[To do] Search the records for the word "ffffff" and report each line that has it.

[Working data]
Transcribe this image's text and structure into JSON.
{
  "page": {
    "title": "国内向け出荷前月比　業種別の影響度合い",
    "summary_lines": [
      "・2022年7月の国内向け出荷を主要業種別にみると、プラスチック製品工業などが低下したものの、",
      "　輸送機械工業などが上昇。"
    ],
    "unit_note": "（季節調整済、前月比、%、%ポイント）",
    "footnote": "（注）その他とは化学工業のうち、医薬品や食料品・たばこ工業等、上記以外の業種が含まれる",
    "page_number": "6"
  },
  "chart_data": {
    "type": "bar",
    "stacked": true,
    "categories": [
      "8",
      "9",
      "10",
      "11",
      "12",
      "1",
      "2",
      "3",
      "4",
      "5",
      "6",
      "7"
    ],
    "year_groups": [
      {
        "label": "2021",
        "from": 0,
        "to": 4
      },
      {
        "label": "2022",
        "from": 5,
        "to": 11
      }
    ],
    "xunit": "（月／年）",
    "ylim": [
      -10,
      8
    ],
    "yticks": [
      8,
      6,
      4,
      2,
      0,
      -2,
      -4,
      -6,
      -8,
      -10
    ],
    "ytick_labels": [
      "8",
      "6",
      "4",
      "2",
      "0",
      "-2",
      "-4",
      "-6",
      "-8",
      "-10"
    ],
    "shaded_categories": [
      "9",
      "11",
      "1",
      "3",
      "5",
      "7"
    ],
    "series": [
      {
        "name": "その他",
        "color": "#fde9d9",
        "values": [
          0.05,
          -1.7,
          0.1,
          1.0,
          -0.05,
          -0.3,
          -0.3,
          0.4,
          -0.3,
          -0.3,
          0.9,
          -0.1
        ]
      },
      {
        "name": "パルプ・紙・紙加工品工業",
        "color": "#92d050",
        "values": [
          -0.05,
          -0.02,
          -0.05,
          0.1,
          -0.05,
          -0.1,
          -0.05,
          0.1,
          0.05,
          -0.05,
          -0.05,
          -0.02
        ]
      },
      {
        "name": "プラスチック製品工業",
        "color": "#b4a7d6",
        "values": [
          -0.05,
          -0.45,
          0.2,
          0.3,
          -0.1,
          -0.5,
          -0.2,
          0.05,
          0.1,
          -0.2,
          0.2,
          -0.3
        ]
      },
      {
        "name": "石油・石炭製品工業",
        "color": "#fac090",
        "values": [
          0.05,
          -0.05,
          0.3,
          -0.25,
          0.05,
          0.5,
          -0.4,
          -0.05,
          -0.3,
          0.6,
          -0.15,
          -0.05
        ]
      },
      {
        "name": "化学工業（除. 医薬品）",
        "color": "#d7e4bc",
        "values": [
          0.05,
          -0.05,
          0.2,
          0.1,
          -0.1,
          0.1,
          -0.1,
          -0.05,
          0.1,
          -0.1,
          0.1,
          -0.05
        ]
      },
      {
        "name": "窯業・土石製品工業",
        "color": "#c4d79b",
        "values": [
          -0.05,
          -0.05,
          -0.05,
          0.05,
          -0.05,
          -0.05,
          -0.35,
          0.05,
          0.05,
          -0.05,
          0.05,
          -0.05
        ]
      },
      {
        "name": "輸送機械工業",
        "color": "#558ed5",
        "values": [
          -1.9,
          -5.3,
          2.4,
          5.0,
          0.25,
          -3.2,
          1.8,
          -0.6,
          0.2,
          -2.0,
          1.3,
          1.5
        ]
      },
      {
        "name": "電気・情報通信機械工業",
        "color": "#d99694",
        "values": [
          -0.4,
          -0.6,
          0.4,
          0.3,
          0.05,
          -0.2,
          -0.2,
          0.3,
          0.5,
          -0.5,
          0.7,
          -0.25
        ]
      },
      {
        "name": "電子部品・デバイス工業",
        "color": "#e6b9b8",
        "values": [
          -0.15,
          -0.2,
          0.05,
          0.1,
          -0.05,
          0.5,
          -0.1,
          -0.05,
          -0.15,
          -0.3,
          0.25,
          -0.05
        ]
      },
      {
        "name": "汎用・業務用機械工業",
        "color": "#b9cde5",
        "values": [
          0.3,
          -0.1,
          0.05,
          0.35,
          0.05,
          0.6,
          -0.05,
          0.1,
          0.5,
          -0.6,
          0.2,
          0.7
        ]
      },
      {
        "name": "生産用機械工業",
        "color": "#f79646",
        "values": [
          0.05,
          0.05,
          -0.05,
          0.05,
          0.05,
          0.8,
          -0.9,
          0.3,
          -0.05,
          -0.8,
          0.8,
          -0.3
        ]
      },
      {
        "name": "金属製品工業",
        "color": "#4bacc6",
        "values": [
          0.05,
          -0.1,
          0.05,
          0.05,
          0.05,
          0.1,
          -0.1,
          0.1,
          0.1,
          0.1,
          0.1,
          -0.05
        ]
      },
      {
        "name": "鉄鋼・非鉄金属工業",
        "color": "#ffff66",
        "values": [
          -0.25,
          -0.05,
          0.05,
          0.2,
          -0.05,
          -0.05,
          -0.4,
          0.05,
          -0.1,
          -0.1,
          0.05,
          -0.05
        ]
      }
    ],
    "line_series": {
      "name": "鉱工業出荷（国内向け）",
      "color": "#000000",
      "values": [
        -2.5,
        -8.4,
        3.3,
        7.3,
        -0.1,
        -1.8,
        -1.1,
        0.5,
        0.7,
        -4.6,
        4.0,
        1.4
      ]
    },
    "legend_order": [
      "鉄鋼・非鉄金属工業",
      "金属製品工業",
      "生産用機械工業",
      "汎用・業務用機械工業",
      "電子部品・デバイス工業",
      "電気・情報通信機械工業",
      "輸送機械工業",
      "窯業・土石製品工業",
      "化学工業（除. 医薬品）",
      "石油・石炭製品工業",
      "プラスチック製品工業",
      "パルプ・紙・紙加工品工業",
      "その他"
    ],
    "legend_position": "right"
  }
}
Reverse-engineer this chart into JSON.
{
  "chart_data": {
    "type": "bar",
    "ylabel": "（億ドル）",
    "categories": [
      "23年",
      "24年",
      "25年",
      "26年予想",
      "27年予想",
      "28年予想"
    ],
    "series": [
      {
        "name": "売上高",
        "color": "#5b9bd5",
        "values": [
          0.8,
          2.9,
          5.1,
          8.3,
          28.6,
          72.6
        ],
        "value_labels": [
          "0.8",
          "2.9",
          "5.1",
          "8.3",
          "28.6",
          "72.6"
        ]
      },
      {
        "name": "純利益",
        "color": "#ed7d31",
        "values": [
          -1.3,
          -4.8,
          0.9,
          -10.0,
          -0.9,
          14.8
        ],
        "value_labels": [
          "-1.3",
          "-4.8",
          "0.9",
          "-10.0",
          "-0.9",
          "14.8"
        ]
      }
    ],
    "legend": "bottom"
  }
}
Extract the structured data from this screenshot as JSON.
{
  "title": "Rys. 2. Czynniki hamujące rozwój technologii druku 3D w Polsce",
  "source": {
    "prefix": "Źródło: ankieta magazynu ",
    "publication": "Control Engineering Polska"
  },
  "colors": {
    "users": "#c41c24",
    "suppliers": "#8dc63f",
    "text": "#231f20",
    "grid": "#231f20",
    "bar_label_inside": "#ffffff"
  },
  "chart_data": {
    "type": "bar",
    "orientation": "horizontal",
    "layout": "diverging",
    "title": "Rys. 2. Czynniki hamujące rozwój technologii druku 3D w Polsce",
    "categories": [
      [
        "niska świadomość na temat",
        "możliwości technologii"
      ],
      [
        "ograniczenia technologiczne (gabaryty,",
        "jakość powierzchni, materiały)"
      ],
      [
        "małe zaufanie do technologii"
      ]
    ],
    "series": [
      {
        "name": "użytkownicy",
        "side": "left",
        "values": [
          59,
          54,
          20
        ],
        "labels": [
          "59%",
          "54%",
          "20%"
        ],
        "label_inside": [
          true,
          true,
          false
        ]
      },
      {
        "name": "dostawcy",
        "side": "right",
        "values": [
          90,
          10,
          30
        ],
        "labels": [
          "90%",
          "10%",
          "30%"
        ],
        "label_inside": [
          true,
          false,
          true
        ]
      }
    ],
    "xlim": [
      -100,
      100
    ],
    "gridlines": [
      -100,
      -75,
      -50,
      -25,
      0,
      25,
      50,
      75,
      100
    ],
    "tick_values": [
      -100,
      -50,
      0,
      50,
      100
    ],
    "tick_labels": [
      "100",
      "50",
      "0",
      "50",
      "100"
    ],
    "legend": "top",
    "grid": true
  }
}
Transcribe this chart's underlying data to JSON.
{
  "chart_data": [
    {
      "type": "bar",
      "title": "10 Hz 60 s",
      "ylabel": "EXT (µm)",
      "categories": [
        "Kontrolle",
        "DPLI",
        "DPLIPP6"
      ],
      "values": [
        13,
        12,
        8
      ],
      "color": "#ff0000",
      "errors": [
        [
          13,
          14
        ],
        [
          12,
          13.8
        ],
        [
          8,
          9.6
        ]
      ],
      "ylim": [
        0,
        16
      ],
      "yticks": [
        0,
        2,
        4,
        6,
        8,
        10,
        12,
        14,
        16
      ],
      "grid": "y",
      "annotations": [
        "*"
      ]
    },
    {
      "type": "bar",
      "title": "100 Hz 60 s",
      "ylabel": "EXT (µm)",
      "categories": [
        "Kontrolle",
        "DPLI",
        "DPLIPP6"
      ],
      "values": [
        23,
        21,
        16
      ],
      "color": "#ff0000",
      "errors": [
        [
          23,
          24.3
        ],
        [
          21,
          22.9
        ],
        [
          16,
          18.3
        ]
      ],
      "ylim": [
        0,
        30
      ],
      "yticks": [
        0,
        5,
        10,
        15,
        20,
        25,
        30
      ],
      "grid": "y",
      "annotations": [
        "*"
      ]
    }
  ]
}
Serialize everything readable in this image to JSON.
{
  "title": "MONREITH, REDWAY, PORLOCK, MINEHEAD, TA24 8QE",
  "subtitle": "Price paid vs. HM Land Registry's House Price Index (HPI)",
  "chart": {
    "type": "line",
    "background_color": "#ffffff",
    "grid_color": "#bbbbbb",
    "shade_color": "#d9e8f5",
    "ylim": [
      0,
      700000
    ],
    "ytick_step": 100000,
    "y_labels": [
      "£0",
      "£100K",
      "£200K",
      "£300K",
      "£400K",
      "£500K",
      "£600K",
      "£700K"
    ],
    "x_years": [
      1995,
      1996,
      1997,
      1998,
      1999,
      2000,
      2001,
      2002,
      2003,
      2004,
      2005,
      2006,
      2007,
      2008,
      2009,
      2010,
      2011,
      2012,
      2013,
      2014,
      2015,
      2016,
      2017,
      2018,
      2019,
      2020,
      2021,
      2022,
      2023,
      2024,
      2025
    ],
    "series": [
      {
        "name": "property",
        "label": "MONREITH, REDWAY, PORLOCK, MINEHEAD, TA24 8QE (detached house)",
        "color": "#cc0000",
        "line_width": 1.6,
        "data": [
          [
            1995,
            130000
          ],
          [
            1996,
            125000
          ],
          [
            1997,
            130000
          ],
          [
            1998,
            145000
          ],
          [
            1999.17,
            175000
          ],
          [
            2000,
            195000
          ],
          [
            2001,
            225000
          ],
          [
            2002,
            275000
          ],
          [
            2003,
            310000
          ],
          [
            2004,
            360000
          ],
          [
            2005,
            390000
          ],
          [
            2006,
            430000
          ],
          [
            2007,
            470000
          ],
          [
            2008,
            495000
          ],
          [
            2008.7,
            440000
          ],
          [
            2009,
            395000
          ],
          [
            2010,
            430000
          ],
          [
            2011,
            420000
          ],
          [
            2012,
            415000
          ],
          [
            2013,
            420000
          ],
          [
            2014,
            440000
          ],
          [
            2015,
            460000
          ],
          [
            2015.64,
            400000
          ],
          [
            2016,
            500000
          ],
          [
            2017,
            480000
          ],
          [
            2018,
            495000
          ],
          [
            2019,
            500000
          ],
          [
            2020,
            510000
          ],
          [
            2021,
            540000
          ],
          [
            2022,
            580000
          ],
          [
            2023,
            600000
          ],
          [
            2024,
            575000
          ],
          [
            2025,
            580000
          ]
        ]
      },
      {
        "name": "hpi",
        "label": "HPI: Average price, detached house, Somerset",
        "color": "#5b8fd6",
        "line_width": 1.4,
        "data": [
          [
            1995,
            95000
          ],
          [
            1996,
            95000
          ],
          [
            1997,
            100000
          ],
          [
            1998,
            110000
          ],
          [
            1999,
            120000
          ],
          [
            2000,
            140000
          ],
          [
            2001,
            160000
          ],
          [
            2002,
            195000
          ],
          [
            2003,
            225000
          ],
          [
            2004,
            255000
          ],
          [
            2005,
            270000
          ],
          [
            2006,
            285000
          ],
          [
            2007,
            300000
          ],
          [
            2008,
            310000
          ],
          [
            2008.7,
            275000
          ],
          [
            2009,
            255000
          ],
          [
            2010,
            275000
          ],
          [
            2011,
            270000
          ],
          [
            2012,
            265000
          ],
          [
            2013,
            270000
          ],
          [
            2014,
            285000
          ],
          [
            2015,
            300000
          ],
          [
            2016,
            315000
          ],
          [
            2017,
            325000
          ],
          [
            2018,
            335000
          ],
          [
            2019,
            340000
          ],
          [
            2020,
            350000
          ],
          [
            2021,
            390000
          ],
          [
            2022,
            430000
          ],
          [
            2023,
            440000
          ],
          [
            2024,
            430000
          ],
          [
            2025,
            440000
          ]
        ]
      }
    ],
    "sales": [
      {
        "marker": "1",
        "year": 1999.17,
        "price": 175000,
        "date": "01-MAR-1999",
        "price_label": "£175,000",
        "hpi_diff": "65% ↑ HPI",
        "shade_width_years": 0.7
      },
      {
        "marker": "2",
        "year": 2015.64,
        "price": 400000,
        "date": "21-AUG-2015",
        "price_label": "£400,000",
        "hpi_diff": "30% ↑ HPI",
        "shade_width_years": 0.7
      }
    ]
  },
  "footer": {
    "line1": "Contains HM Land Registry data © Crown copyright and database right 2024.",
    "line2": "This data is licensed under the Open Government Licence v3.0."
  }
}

[Output of the exercise]
    "bar_label_inside": "#ffffff"
    "background_color": "#ffffff",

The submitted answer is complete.